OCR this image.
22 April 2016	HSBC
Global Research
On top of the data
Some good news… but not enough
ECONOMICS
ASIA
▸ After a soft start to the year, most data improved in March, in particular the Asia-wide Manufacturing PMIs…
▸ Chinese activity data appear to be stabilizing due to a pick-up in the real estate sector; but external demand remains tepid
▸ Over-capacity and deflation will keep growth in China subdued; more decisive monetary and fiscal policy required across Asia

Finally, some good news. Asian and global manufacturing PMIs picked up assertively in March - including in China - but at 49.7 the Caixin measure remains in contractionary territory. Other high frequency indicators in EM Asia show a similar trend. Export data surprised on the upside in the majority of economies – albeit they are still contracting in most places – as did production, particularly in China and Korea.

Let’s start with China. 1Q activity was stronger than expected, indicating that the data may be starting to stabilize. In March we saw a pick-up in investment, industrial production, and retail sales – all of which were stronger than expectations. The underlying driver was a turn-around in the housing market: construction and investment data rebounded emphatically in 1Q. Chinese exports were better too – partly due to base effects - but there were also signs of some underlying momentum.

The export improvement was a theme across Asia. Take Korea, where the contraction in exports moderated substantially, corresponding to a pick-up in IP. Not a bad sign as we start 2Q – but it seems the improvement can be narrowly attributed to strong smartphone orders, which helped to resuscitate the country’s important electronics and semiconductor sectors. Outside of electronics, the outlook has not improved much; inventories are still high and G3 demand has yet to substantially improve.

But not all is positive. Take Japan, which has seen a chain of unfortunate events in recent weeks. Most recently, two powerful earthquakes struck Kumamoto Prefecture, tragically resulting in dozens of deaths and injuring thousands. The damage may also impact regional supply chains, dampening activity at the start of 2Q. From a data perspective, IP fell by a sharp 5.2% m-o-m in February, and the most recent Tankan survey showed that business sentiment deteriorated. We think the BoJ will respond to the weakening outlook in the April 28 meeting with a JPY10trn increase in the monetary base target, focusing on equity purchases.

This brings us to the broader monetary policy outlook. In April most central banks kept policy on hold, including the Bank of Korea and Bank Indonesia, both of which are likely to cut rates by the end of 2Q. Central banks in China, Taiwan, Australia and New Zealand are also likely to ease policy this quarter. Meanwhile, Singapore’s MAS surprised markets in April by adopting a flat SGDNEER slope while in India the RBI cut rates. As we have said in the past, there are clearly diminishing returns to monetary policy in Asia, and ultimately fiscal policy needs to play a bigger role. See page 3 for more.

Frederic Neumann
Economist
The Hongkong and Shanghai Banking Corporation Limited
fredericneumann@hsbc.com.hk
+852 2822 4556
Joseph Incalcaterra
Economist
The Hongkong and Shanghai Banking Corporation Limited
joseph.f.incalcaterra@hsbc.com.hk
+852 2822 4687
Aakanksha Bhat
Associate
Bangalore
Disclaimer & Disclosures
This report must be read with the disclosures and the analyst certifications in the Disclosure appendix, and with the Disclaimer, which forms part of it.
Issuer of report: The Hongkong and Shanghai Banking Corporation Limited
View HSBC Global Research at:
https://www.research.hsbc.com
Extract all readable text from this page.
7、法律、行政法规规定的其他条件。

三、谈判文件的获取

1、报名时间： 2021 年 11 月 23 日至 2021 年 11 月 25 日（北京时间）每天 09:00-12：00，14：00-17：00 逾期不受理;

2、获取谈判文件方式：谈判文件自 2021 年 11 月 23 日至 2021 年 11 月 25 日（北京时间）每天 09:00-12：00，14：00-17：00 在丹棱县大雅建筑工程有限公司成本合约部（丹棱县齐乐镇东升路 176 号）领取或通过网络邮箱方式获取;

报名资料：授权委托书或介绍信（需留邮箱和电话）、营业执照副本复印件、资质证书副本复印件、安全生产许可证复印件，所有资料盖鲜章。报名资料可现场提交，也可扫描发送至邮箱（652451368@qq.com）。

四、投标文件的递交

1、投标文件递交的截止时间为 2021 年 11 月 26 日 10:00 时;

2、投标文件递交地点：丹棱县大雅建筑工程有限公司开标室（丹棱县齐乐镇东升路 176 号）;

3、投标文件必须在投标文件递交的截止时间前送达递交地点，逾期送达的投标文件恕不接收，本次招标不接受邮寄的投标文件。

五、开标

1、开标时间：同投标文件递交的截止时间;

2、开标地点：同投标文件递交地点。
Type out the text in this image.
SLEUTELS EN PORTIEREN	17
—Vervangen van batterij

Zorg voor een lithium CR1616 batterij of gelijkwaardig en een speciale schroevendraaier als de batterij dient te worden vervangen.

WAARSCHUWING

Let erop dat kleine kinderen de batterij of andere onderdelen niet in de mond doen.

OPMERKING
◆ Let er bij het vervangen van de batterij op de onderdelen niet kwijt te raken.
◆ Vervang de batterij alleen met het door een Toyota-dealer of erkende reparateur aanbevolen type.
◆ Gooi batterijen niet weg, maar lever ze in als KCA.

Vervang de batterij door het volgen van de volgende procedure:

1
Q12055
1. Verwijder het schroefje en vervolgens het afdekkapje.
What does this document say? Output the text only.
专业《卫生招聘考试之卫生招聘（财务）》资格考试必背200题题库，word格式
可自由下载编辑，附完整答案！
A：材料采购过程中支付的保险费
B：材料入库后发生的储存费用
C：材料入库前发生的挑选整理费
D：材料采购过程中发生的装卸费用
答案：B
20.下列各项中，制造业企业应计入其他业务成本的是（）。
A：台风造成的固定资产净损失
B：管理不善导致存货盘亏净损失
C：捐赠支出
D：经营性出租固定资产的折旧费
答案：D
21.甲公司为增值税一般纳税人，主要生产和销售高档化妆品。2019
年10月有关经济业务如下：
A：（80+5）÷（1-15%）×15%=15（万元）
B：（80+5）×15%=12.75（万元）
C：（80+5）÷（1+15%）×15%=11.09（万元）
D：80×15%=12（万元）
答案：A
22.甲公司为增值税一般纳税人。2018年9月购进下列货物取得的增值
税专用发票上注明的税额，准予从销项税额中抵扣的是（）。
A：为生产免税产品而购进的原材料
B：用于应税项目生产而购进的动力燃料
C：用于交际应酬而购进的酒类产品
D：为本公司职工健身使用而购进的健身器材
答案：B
#####
Written problem:
Each line above that includes "niet" should be shown.

Task response:
Let erop dat kleine kinderen de batterij of andere onderdelen niet in de mond doen.
◆ Let er bij het vervangen van de batterij op de onderdelen niet kwijt te raken.
◆ Gooi batterijen niet weg, maar lever ze in als KCA.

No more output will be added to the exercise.